DOCUMENT EXTRACT:
# Abandoned Brickworks



## Chiller (Jan 30, 2008)

A few images from my trek inside the abandoned Brickworks. 




 
The place is covered in graffitti.​

 

An old leftover brickmaking machine. This was just inside the busted in door. I managed to climb to the top , and inside were unmade bricks.​ 


 
There are hundreds of these old electrical panels everywhere. Everyone covered in graffitt.​

 
A row of kilns​

 

I would post the whole series, but it might be easier to view the gallery here.​ 
Brickworks​


----------



## ClarkKent (Jan 30, 2008)

Superb.  I love them


----------



## spiffybeth (Jan 30, 2008)

the colors in the first two images are spectacular!!! :thumbsup:


----------



## Arch (Jan 30, 2008)

very nice shots chiller well done :thumbup:


----------



## bango707 (Jan 30, 2008)

awesome!  I hope you got a few with only the light rays! 
The abstract light panels are fantastic too!!! Well done.


----------



## plentygood (Jan 31, 2008)

All of them are great!


----------



## doenoe (Jan 31, 2008)

This is a great series. All of them are wicked, but the last one is superb. Good stuff :thumbup:


----------



## jwkwd (Jan 31, 2008)

They left you some paint, did you take advantage of it? Great series!


----------



## ernie (Jan 31, 2008)

that last one is fantastic. did it take a lot of post-processing? it being so dark in there and all


----------



## Chiller (Jan 31, 2008)

Thanks so much for all your kind words.  Really appreciate it.  

jwkwd...I dont know how many paint cans I saw around there.   Great history lesson in paint can labels tho.  I did not know that many varieties were available here

ernie.....I show all these in Raw, and did a bit of correction in the conversions.  There were a few dodge and burn areas in some of the photos.   In the last for instance...I was shooting directly at the bright sunbeams coming in.  I did a bit of dogde and burn in that one.  
  I was thinkin of going back and trying a ND grad filter and see if maybe I can get some better exposures.  Since the lower half the building is so dark, and the bright holes are so....bright, I was wondering if it will help. This weekend we are getting a snow storm, so I might hit the trials.  But for sure a re shoot is planned for this place.


----------



## Antarctican (Jan 31, 2008)

Excellent captures, Chiller!  Looks like a very cools spot to shoot. (As long as you don't get caught, right??)


----------



## Chiller (Jan 31, 2008)

Antarctican said:


> Excellent captures, Chiller! Looks like a very cools spot to shoot. (As long as you don't get caught, right??)


 
Thanks Anty.  
Me get caught....whahaha...Im used to the dark .   And besides..I know a good lawyer.


----------



## Antarctican (Jan 31, 2008)

And I also hear you've taken up running.


----------



## DPW2007 (Jan 31, 2008)

Fantastic captures - especially #1 and #2.

I have not found any decent derelict buildings around my area yet always wanted to take some photos of them when I do find them though!

David


----------



## Brad Hardy (Jan 31, 2008)

amazingly good


----------



## Jermz_01 (Jan 31, 2008)

WORK REQUIRED: Write the next part of the forum thread about the abandoned brickworks photos, picking up right after its final line.

MATERIAL SHOWN:
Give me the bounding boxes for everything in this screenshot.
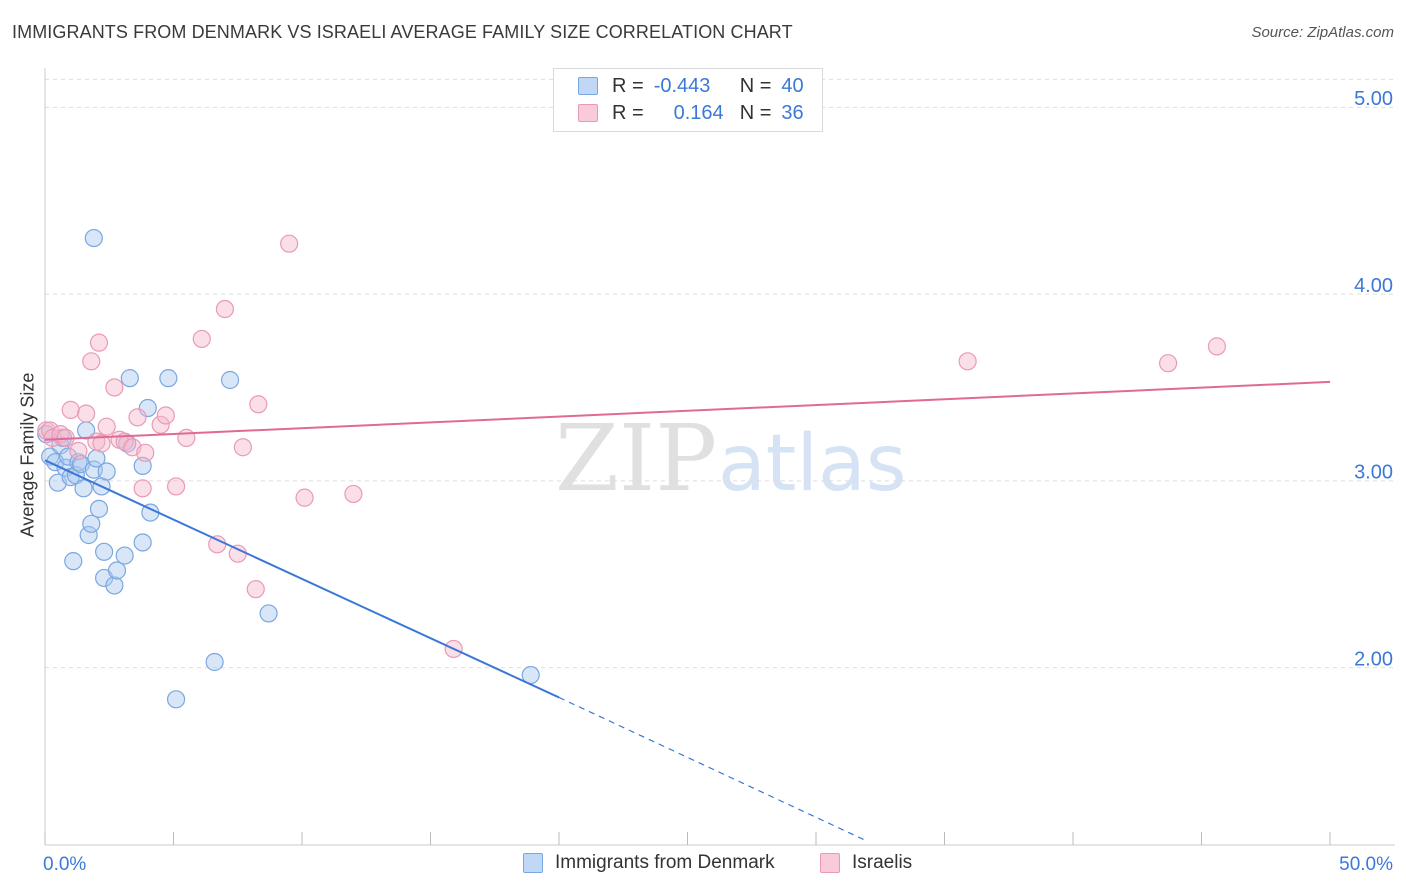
legend-row-denmark: R = -0.443 N = 40: [578, 74, 804, 98]
bottom-legend-label-denmark: Immigrants from Denmark: [555, 852, 775, 873]
point-israelis: [69, 441, 88, 461]
point-israelis: [249, 395, 268, 414]
point-israelis: [97, 417, 116, 436]
y-tick-label: 3.00: [1354, 462, 1393, 484]
point-israelis: [344, 484, 363, 504]
bottom-legend-israelis: Israelis: [820, 852, 912, 874]
point-israelis: [295, 488, 314, 507]
point-israelis: [233, 438, 252, 457]
point-denmark: [166, 690, 186, 709]
bottom-legend-label-israelis: Israelis: [852, 852, 913, 873]
point-israelis: [61, 400, 80, 419]
point-israelis: [215, 299, 234, 319]
point-israelis: [156, 406, 175, 425]
point-denmark: [95, 542, 114, 561]
legend-r-value: 0.164: [673, 101, 724, 124]
point-denmark: [259, 604, 278, 623]
bottom-legend-denmark: Immigrants from Denmark: [523, 852, 775, 874]
point-denmark: [159, 369, 178, 388]
point-israelis: [128, 408, 147, 427]
legend-r-value: -0.443: [653, 74, 711, 97]
bottom-legend-swatch-blue: [523, 853, 543, 873]
y-axis-label: Average Family Size: [17, 372, 38, 538]
y-tick-label: 2.00: [1354, 648, 1393, 670]
point-israelis: [958, 352, 977, 371]
x-tick-label-max: 50.0%: [1339, 854, 1393, 875]
point-israelis: [280, 234, 299, 253]
x-tick-label-min: 0.0%: [43, 854, 86, 875]
source-credit: Source: ZipAtlas.com: [1251, 24, 1394, 41]
point-denmark: [105, 576, 124, 595]
point-israelis: [208, 535, 227, 554]
legend-n-label: N =: [739, 101, 772, 124]
legend-n-label: N =: [739, 74, 772, 97]
point-denmark: [220, 370, 240, 390]
point-denmark: [120, 369, 139, 388]
trendline-denmark-extension: [558, 696, 868, 842]
point-denmark: [84, 228, 103, 248]
point-denmark: [138, 398, 157, 418]
point-denmark: [74, 479, 93, 498]
point-denmark: [82, 514, 101, 533]
point-denmark: [205, 652, 224, 672]
point-israelis: [228, 544, 247, 563]
point-denmark: [107, 561, 127, 580]
point-israelis: [133, 479, 152, 498]
trendline-israelis: [44, 380, 1331, 441]
point-denmark: [89, 499, 109, 518]
point-denmark: [133, 533, 152, 552]
trendline-denmark: [44, 459, 560, 699]
point-israelis: [246, 580, 265, 599]
legend-swatch-blue: [578, 77, 598, 95]
legend-r-label: R =: [612, 101, 644, 124]
legend-row-israelis: R = 0.164 N = 36: [578, 101, 804, 125]
legend-swatch-pink: [578, 104, 598, 122]
point-israelis: [151, 415, 170, 434]
point-denmark: [97, 462, 116, 481]
point-denmark: [79, 525, 98, 545]
point-israelis: [177, 428, 196, 447]
point-israelis: [1207, 337, 1227, 356]
y-tick-label: 4.00: [1354, 275, 1393, 297]
y-tick-label: 5.00: [1354, 88, 1393, 110]
point-denmark: [64, 552, 83, 571]
watermark-atlas: atlas: [718, 419, 907, 509]
watermark-zip: ZIP: [555, 405, 717, 512]
point-israelis: [136, 443, 155, 462]
chart-title: IMMIGRANTS FROM DENMARK VS ISRAELI AVERA…: [12, 22, 793, 42]
point-israelis: [166, 477, 186, 496]
point-israelis: [77, 404, 96, 423]
point-israelis: [1158, 354, 1178, 373]
point-israelis: [92, 434, 111, 453]
bottom-legend-swatch-pink: [820, 853, 840, 873]
legend-n-value: 36: [781, 101, 804, 124]
point-israelis: [105, 378, 124, 397]
legend-n-value: 40: [781, 74, 804, 97]
legend-r-label: R =: [612, 74, 644, 97]
point-israelis: [192, 329, 211, 349]
point-israelis: [89, 333, 109, 352]
point-denmark: [115, 546, 134, 565]
correlation-legend: R = -0.443 N = 40 R = 0.164 N = 36: [553, 68, 823, 132]
point-israelis: [82, 352, 101, 371]
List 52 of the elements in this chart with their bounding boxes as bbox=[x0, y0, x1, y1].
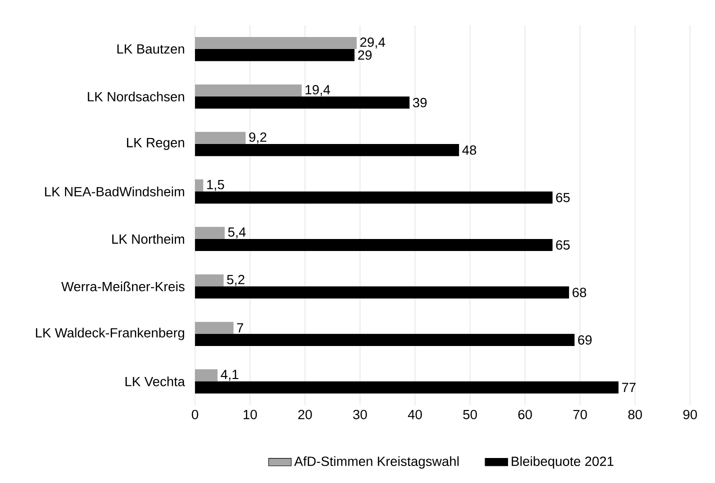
x-tick-label: 50 bbox=[463, 410, 477, 420]
bar bbox=[195, 132, 246, 144]
bar bbox=[195, 84, 302, 97]
bar bbox=[195, 369, 218, 382]
data-label: 5,4 bbox=[228, 228, 246, 238]
bar bbox=[195, 238, 553, 252]
bar bbox=[195, 381, 619, 394]
data-label: 9,2 bbox=[249, 132, 266, 144]
y-tick-label: LK Northeim bbox=[112, 234, 184, 244]
data-label: 7 bbox=[237, 323, 244, 332]
bar bbox=[195, 192, 553, 204]
legend-label: Bleibequote 2021 bbox=[512, 456, 614, 469]
data-label: 1,5 bbox=[207, 180, 224, 191]
legend-label: AfD-Stimmen Kreistagswahl bbox=[294, 456, 459, 469]
x-tick-label: 40 bbox=[408, 410, 422, 420]
bar bbox=[195, 36, 357, 50]
bar bbox=[195, 179, 204, 192]
y-tick-label: LK Vechta bbox=[126, 376, 186, 386]
y-tick-label: LK Regen bbox=[127, 138, 184, 150]
data-label: 19,4 bbox=[306, 85, 330, 96]
bar bbox=[195, 274, 224, 286]
bar bbox=[195, 334, 575, 346]
data-label: 77 bbox=[622, 382, 636, 392]
data-label: 69 bbox=[578, 335, 592, 345]
data-label: 4,1 bbox=[220, 370, 238, 381]
bar bbox=[195, 286, 570, 299]
bar bbox=[195, 49, 355, 62]
x-tick-label: 60 bbox=[518, 410, 532, 420]
bar bbox=[195, 96, 410, 109]
bar bbox=[195, 226, 225, 239]
x-tick-label: 70 bbox=[573, 410, 587, 420]
y-tick-label: LK NEA-BadWindsheim bbox=[45, 186, 184, 196]
data-label: 65 bbox=[556, 240, 570, 250]
x-tick-label: 20 bbox=[298, 410, 312, 420]
data-label: 39 bbox=[412, 98, 427, 108]
x-tick-label: 30 bbox=[353, 410, 367, 420]
data-label: 29,4 bbox=[360, 38, 386, 49]
data-label: 65 bbox=[556, 192, 570, 202]
y-tick-label: LK Bautzen bbox=[117, 44, 184, 54]
bar bbox=[195, 144, 460, 156]
data-label: 5,2 bbox=[227, 274, 244, 286]
y-tick-label: Werra-Meißner-Kreis bbox=[61, 282, 185, 292]
x-tick-label: 90 bbox=[683, 410, 697, 420]
data-label: 29 bbox=[358, 50, 372, 60]
x-tick-label: 80 bbox=[628, 410, 642, 420]
x-tick-label: 10 bbox=[244, 410, 257, 420]
bar bbox=[195, 322, 234, 334]
x-tick-label: 0 bbox=[192, 410, 198, 420]
y-tick-label: LK Nordsachsen bbox=[88, 92, 184, 102]
data-label: 48 bbox=[462, 145, 476, 155]
y-tick-label: LK Waldeck-Frankenberg bbox=[36, 328, 184, 340]
data-label: 68 bbox=[572, 288, 586, 298]
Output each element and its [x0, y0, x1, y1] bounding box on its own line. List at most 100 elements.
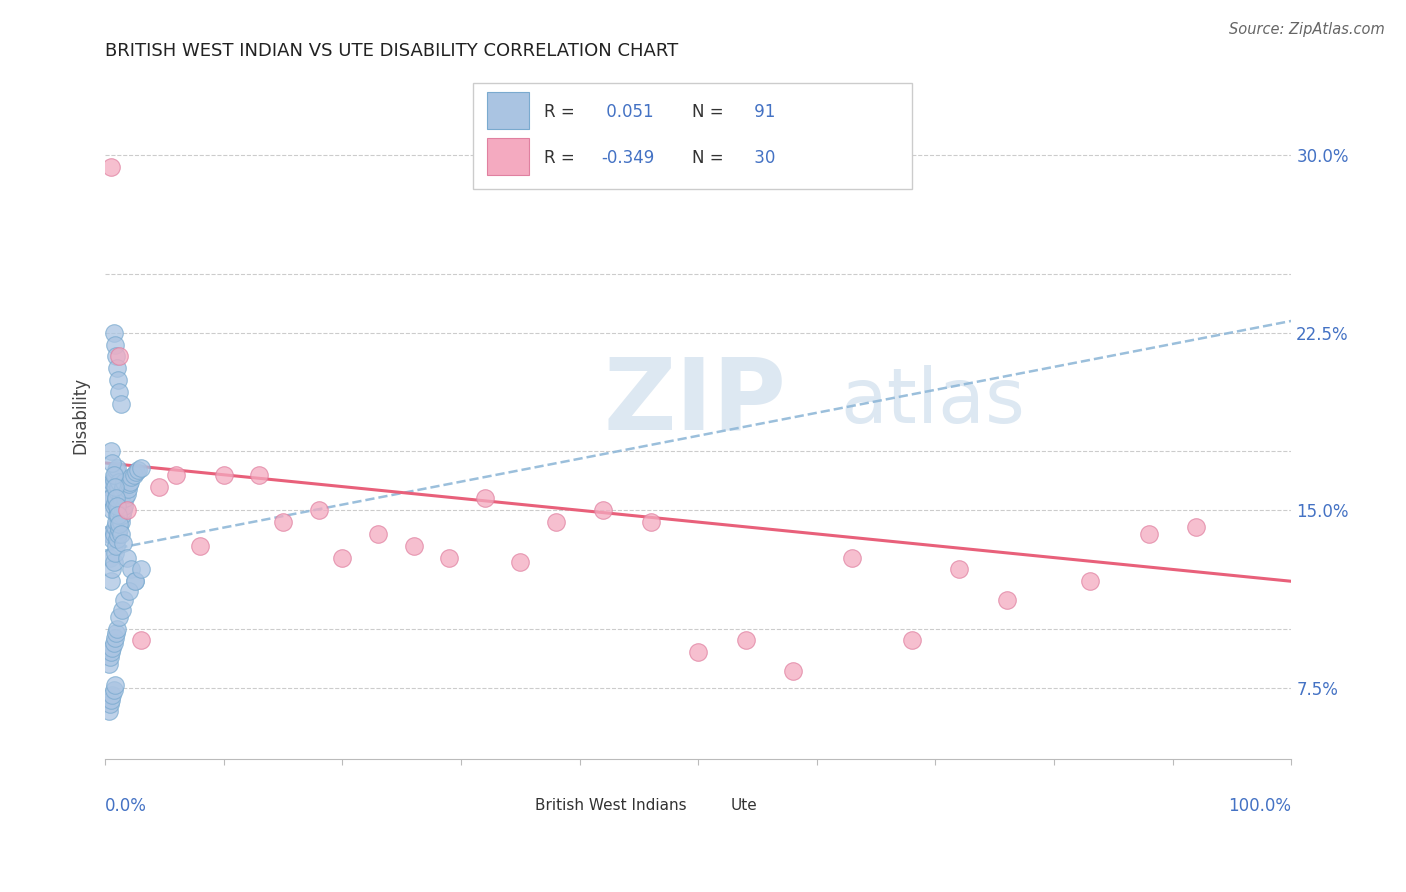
Point — [118, 583, 141, 598]
Y-axis label: Disability: Disability — [72, 377, 89, 454]
Point — [124, 574, 146, 589]
Point — [148, 480, 170, 494]
Point — [104, 480, 127, 494]
Point — [103, 527, 125, 541]
Point — [107, 480, 129, 494]
Text: N =: N = — [692, 103, 730, 121]
FancyBboxPatch shape — [491, 799, 526, 825]
Point — [112, 593, 135, 607]
Point — [105, 508, 128, 522]
Point — [103, 467, 125, 482]
Point — [104, 491, 127, 506]
Text: R =: R = — [544, 149, 581, 167]
Point — [107, 527, 129, 541]
Text: Source: ZipAtlas.com: Source: ZipAtlas.com — [1229, 22, 1385, 37]
Point — [97, 657, 120, 672]
Point — [100, 527, 122, 541]
Point — [544, 515, 567, 529]
Point — [129, 562, 152, 576]
Point — [332, 550, 354, 565]
Point — [100, 160, 122, 174]
Point — [127, 463, 149, 477]
Point — [111, 480, 134, 494]
Point — [104, 515, 127, 529]
Point — [107, 503, 129, 517]
FancyBboxPatch shape — [686, 799, 723, 825]
Point — [105, 499, 128, 513]
Point — [104, 546, 127, 560]
Point — [120, 470, 142, 484]
Point — [100, 645, 122, 659]
Point — [103, 326, 125, 340]
Point — [100, 574, 122, 589]
Point — [108, 475, 131, 489]
Text: atlas: atlas — [841, 365, 1025, 439]
Point — [104, 678, 127, 692]
Point — [474, 491, 496, 506]
Point — [105, 460, 128, 475]
Point — [271, 515, 294, 529]
Text: Ute: Ute — [730, 798, 756, 813]
Text: N =: N = — [692, 149, 730, 167]
Point — [105, 622, 128, 636]
Text: BRITISH WEST INDIAN VS UTE DISABILITY CORRELATION CHART: BRITISH WEST INDIAN VS UTE DISABILITY CO… — [105, 42, 679, 60]
Point — [104, 520, 127, 534]
Text: 0.0%: 0.0% — [105, 797, 148, 814]
Point — [104, 626, 127, 640]
Point — [129, 633, 152, 648]
Point — [509, 555, 531, 569]
Point — [97, 705, 120, 719]
Point — [98, 550, 121, 565]
Point — [115, 503, 138, 517]
Point — [592, 503, 614, 517]
Point — [104, 539, 127, 553]
Point — [129, 460, 152, 475]
Point — [101, 456, 124, 470]
Point — [111, 503, 134, 517]
Point — [308, 503, 330, 517]
Text: British West Indians: British West Indians — [534, 798, 686, 813]
Point — [101, 475, 124, 489]
Text: 100.0%: 100.0% — [1229, 797, 1291, 814]
Point — [111, 484, 134, 499]
Point — [1078, 574, 1101, 589]
FancyBboxPatch shape — [486, 137, 529, 176]
Text: 91: 91 — [749, 103, 776, 121]
Point — [103, 499, 125, 513]
Text: 0.051: 0.051 — [600, 103, 654, 121]
Point — [104, 467, 127, 482]
Point — [108, 522, 131, 536]
Point — [101, 532, 124, 546]
Point — [212, 467, 235, 482]
Point — [734, 633, 756, 648]
Point — [125, 466, 148, 480]
Point — [249, 467, 271, 482]
FancyBboxPatch shape — [486, 92, 529, 129]
Point — [105, 484, 128, 499]
Text: R =: R = — [544, 103, 581, 121]
Point — [104, 631, 127, 645]
Point — [110, 515, 132, 529]
Point — [101, 640, 124, 655]
Point — [112, 475, 135, 489]
Point — [101, 688, 124, 702]
Point — [97, 527, 120, 541]
Point — [101, 562, 124, 576]
Point — [103, 636, 125, 650]
Point — [114, 491, 136, 506]
Point — [98, 698, 121, 712]
Point — [117, 482, 139, 496]
Point — [110, 397, 132, 411]
Point — [948, 562, 970, 576]
Point — [120, 475, 142, 489]
Point — [108, 517, 131, 532]
Point — [640, 515, 662, 529]
Point — [120, 562, 142, 576]
Point — [118, 477, 141, 491]
Point — [105, 532, 128, 546]
Point — [100, 692, 122, 706]
Point — [115, 486, 138, 500]
Point — [104, 496, 127, 510]
Point — [101, 503, 124, 517]
Point — [108, 499, 131, 513]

RESULT:
gosh... this stuff reminds me of my college urban exploring days... GREAT! shots!


----------



## kundalini (Jan 31, 2008)

Nice work Chiller, really diggin' the second and last one.


----------



## cameramike (Jan 31, 2008)

just amazing chiller. great job with these


----------



## just x joey (Jan 31, 2008)

i need to do stuff like this. lol nice captures bro.


----------



## just x joey (Jan 31, 2008)

are those light beams fake?


----------



## dpolston (Jan 31, 2008)

Chill... I have a great place to show you if you mosey down here! I'm going "photo hunting" on Saturday (I just hope I can still hop a fence!).


----------



## TimboAA (Jan 31, 2008)

My only gripe is the one with the spray can.....It looks like it was placed there. Kick the can over! Dent it in!


----------



## LaFoto (Feb 1, 2008)

So enjoyable, Chiller, than I went to get the whole slideshow presented to me, and that was very enjoyable, too! Wow. 

I am so surprised to see that such places are accessible ... I mean: at all! Here, big fences would make it even difficult to get to the site as such, not to mention getting *in*side...!

The aspect of the "staged" spraycan is the surprising little extra to that one photo which stands out, and which I therefore like.


----------



## TATTRAT (Feb 1, 2008)

very amazing work, the first two are SICK!


----------



## boomersgot3 (Feb 1, 2008)

I really like those! Looks great!


----------



## dpolston (Feb 1, 2008)

Chill... I don't want to hijack your post at all, but I have a "question for the class". On these types of places (and we all know what it takes to get into them - stealth!  lol); is this a one time shoot, or do you risk going back there from time to time? If you do... would you ever take a model or client(s) there?

I love this location and I found one similar to it but I can't talk myself into taking a model (which is killing me!). That's the draw for me. 

Thoughts?

(mods - if you need to move this, go for it.)


----------



## delizo23 (Feb 1, 2008)

wow looks really nice.


----------



## Chiller (Feb 1, 2008)

Thanks so much for your kind words.  Funny thing was...the can was tipped over, and only the "french" side was showing, so I stood it up.  

dpolston...no probs on the hijack..that is cool. Would make a great subject on its own too.   See what everyone thinks.  
  For me, Im not afraid to go back or go anywhere that others are not comfy going to.   In fact, I fully plan on going back here, and risking whatever to get more images.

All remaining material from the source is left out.